**Exercise**
Transcribe the records that follow exactly. Skip the pictures.
Start of Extracted material
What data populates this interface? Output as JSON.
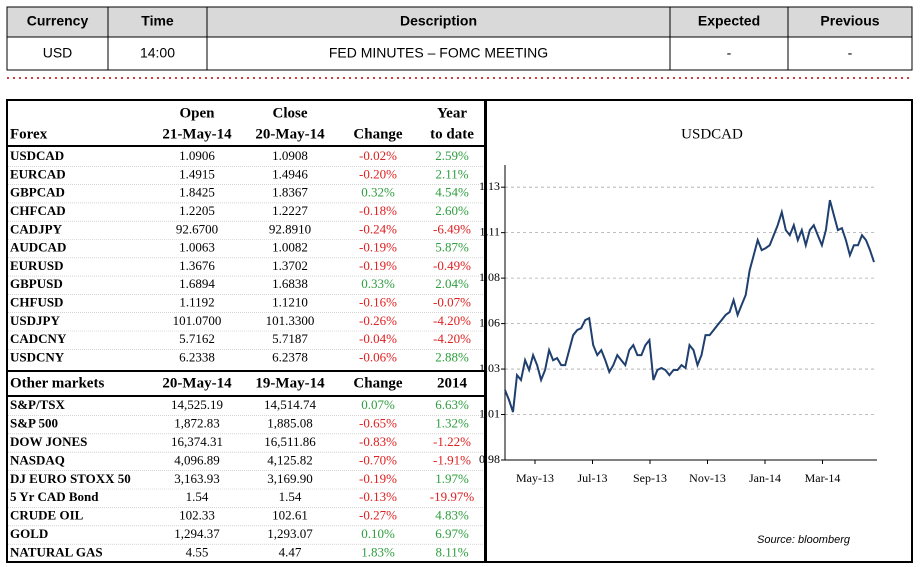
{
  "top_table": {
    "headers": [
      "Currency",
      "Time",
      "Description",
      "Expected",
      "Previous"
    ],
    "rows": [
      [
        "USD",
        "14:00",
        "FED MINUTES – FOMC MEETING",
        "-",
        "-"
      ]
    ]
  },
  "forex": {
    "headers": [
      [
        "Forex"
      ],
      [
        "Open",
        "21-May-14"
      ],
      [
        "Close",
        "20-May-14"
      ],
      [
        "Change"
      ],
      [
        "Year",
        "to date"
      ]
    ],
    "rows": [
      [
        "USDCAD",
        "1.0906",
        "1.0908",
        "-0.02%",
        "2.59%"
      ],
      [
        "EURCAD",
        "1.4915",
        "1.4946",
        "-0.20%",
        "2.11%"
      ],
      [
        "GBPCAD",
        "1.8425",
        "1.8367",
        "0.32%",
        "4.54%"
      ],
      [
        "CHFCAD",
        "1.2205",
        "1.2227",
        "-0.18%",
        "2.60%"
      ],
      [
        "CADJPY",
        "92.6700",
        "92.8910",
        "-0.24%",
        "-6.49%"
      ],
      [
        "AUDCAD",
        "1.0063",
        "1.0082",
        "-0.19%",
        "5.87%"
      ],
      [
        "EURUSD",
        "1.3676",
        "1.3702",
        "-0.19%",
        "-0.49%"
      ],
      [
        "GBPUSD",
        "1.6894",
        "1.6838",
        "0.33%",
        "2.04%"
      ],
      [
        "CHFUSD",
        "1.1192",
        "1.1210",
        "-0.16%",
        "-0.07%"
      ],
      [
        "USDJPY",
        "101.0700",
        "101.3300",
        "-0.26%",
        "-4.20%"
      ],
      [
        "CADCNY",
        "5.7162",
        "5.7187",
        "-0.04%",
        "-4.20%"
      ],
      [
        "USDCNY",
        "6.2338",
        "6.2378",
        "-0.06%",
        "2.88%"
      ]
    ]
  },
  "other_markets": {
    "headers": [
      "Other markets",
      "20-May-14",
      "19-May-14",
      "Change",
      "2014"
    ],
    "rows": [
      [
        "S&P/TSX",
        "14,525.19",
        "14,514.74",
        "0.07%",
        "6.63%"
      ],
      [
        "S&P 500",
        "1,872.83",
        "1,885.08",
        "-0.65%",
        "1.32%"
      ],
      [
        "DOW JONES",
        "16,374.31",
        "16,511.86",
        "-0.83%",
        "-1.22%"
      ],
      [
        "NASDAQ",
        "4,096.89",
        "4,125.82",
        "-0.70%",
        "-1.91%"
      ],
      [
        "DJ EURO STOXX 50",
        "3,163.93",
        "3,169.90",
        "-0.19%",
        "1.97%"
      ],
      [
        "5 Yr CAD Bond",
        "1.54",
        "1.54",
        "-0.13%",
        "-19.97%"
      ],
      [
        "CRUDE OIL",
        "102.33",
        "102.61",
        "-0.27%",
        "4.83%"
      ],
      [
        "GOLD",
        "1,294.37",
        "1,293.07",
        "0.10%",
        "6.97%"
      ],
      [
        "NATURAL GAS",
        "4.55",
        "4.47",
        "1.83%",
        "8.11%"
      ]
    ]
  },
  "chart_data": {
    "type": "line",
    "title": "USDCAD",
    "source": "Source: bloomberg",
    "color": "#1f3f6e",
    "grid": true,
    "x_labels": [
      "May-13",
      "Jul-13",
      "Sep-13",
      "Nov-13",
      "Jan-14",
      "Mar-14"
    ],
    "values": [
      1.0185,
      1.013,
      1.0064,
      1.0267,
      1.024,
      1.0349,
      1.0295,
      1.0377,
      1.0322,
      1.024,
      1.0295,
      1.0404,
      1.0349,
      1.036,
      1.0322,
      1.0322,
      1.0404,
      1.0487,
      1.0514,
      1.0525,
      1.0569,
      1.058,
      1.0432,
      1.0377,
      1.0404,
      1.0349,
      1.0284,
      1.0322,
      1.0377,
      1.0349,
      1.0322,
      1.0404,
      1.0432,
      1.0377,
      1.0377,
      1.0432,
      1.0459,
      1.024,
      1.0295,
      1.0306,
      1.0295,
      1.0267,
      1.0295,
      1.0295,
      1.0322,
      1.0306,
      1.0432,
      1.0404,
      1.0322,
      1.0377,
      1.0487,
      1.0487,
      1.0514,
      1.0542,
      1.0569,
      1.0597,
      1.0613,
      1.0679,
      1.0597,
      1.0652,
      1.0707,
      1.0844,
      1.0926,
      1.1009,
      1.0954,
      1.0965,
      1.0981,
      1.1036,
      1.1091,
      1.1163,
      1.1064,
      1.1036,
      1.1091,
      1.1009,
      1.1064,
      1.0981,
      1.1064,
      1.1091,
      1.1036,
      1.0981,
      1.1064,
      1.1229,
      1.1146,
      1.1064,
      1.1075,
      1.1009,
      1.0926,
      1.0981,
      1.0981,
      1.1036,
      1.1009,
      1.0954,
      1.0888
    ],
    "ylim": [
      0.98,
      1.14
    ],
    "yticks": [
      0.98,
      {
        "value": 1.005,
        "label": "1.01"
      },
      1.03,
      {
        "value": 1.055,
        "label": "1.06"
      },
      1.08,
      {
        "value": 1.105,
        "label": "1.11"
      },
      1.13
    ]
  }
}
End of Extracted material
**Written solution**
What data populates this interface? Output as JSON.
{
  "top_table": {
    "headers": [
      "Currency",
      "Time",
      "Description",
      "Expected",
      "Previous"
    ],
    "rows": [
      [
        "USD",
        "14:00",
        "FED MINUTES – FOMC MEETING",
        "-",
        "-"
      ]
    ]
  },
  "forex": {
    "headers": [
      [
        "Forex"
      ],
      [
        "Open",
        "21-May-14"
      ],
      [
        "Close",
        "20-May-14"
      ],
      [
        "Change"
      ],
      [
        "Year",
        "to date"
      ]
    ],
    "rows": [
      [
        "USDCAD",
        "1.0906",
        "1.0908",
        "-0.02%",
        "2.59%"
      ],
      [
        "EURCAD",
        "1.4915",
        "1.4946",
        "-0.20%",
        "2.11%"
      ],
      [
        "GBPCAD",
        "1.8425",
        "1.8367",
        "0.32%",
        "4.54%"
      ],
      [
        "CHFCAD",
        "1.2205",
        "1.2227",
        "-0.18%",
        "2.60%"
      ],
      [
        "CADJPY",
        "92.6700",
        "92.8910",
        "-0.24%",
        "-6.49%"
      ],
      [
        "AUDCAD",
        "1.0063",
        "1.0082",
        "-0.19%",
        "5.87%"
      ],
      [
        "EURUSD",
        "1.3676",
        "1.3702",
        "-0.19%",
        "-0.49%"
      ],
      [
        "GBPUSD",
        "1.6894",
        "1.6838",
        "0.33%",
        "2.04%"
      ],
      [
        "CHFUSD",
        "1.1192",
        "1.1210",
        "-0.16%",
        "-0.07%"
      ],
      [
        "USDJPY",
        "101.0700",
        "101.3300",
        "-0.26%",
        "-4.20%"
      ],
      [
        "CADCNY",
        "5.7162",
        "5.7187",
        "-0.04%",
        "-4.20%"
      ],
      [
        "USDCNY",
        "6.2338",
        "6.2378",
        "-0.06%",
        "2.88%"
      ]
    ]
  },
  "other_markets": {
    "headers": [
      "Other markets",
      "20-May-14",
      "19-May-14",
      "Change",
      "2014"
    ],
    "rows": [
      [
        "S&P/TSX",
        "14,525.19",
        "14,514.74",
        "0.07%",
        "6.63%"
      ],
      [
        "S&P 500",
        "1,872.83",
        "1,885.08",
        "-0.65%",
        "1.32%"
      ],
      [
        "DOW JONES",
        "16,374.31",
        "16,511.86",
        "-0.83%",
        "-1.22%"
      ],
      [
        "NASDAQ",
        "4,096.89",
        "4,125.82",
        "-0.70%",
        "-1.91%"
      ],
      [
        "DJ EURO STOXX 50",
        "3,163.93",
        "3,169.90",
        "-0.19%",
        "1.97%"
      ],
      [
        "5 Yr CAD Bond",
        "1.54",
        "1.54",
        "-0.13%",
        "-19.97%"
      ],
      [
        "CRUDE OIL",
        "102.33",
        "102.61",
        "-0.27%",
        "4.83%"
      ],
      [
        "GOLD",
        "1,294.37",
        "1,293.07",
        "0.10%",
        "6.97%"
      ],
      [
        "NATURAL GAS",
        "4.55",
        "4.47",
        "1.83%",
        "8.11%"
      ]
    ]
  },
  "chart_data": {
    "type": "line",
    "title": "USDCAD",
    "source": "Source: bloomberg",
    "color": "#1f3f6e",
    "grid": true,
    "x_labels": [
      "May-13",
      "Jul-13",
      "Sep-13",
      "Nov-13",
      "Jan-14",
      "Mar-14"
    ],
    "values": [
      1.0185,
      1.013,
      1.0064,
      1.0267,
      1.024,
      1.0349,
      1.0295,
      1.0377,
      1.0322,
      1.024,
      1.0295,
      1.0404,
      1.0349,
      1.036,
      1.0322,
      1.0322,
      1.0404,
      1.0487,
      1.0514,
      1.0525,
      1.0569,
      1.058,
      1.0432,
      1.0377,
      1.0404,
      1.0349,
      1.0284,
      1.0322,
      1.0377,
      1.0349,
      1.0322,
      1.0404,
      1.0432,
      1.0377,
      1.0377,
      1.0432,
      1.0459,
      1.024,
      1.0295,
      1.0306,
      1.0295,
      1.0267,
      1.0295,
      1.0295,
      1.0322,
      1.0306,
      1.0432,
      1.0404,
      1.0322,
      1.0377,
      1.0487,
      1.0487,
      1.0514,
      1.0542,
      1.0569,
      1.0597,
      1.0613,
      1.0679,
      1.0597,
      1.0652,
      1.0707,
      1.0844,
      1.0926,
      1.1009,
      1.0954,
      1.0965,
      1.0981,
      1.1036,
      1.1091,
      1.1163,
      1.1064,
      1.1036,
      1.1091,
      1.1009,
      1.1064,
      1.0981,
      1.1064,
      1.1091,
      1.1036,
      1.0981,
      1.1064,
      1.1229,
      1.1146,
      1.1064,
      1.1075,
      1.1009,
      1.0926,
      1.0981,
      1.0981,
      1.1036,
      1.1009,
      1.0954,
      1.0888
    ],
    "ylim": [
      0.98,
      1.14
    ],
    "yticks": [
      0.98,
      {
        "value": 1.005,
        "label": "1.01"
      },
      1.03,
      {
        "value": 1.055,
        "label": "1.06"
      },
      1.08,
      {
        "value": 1.105,
        "label": "1.11"
      },
      1.13
    ]
  }
}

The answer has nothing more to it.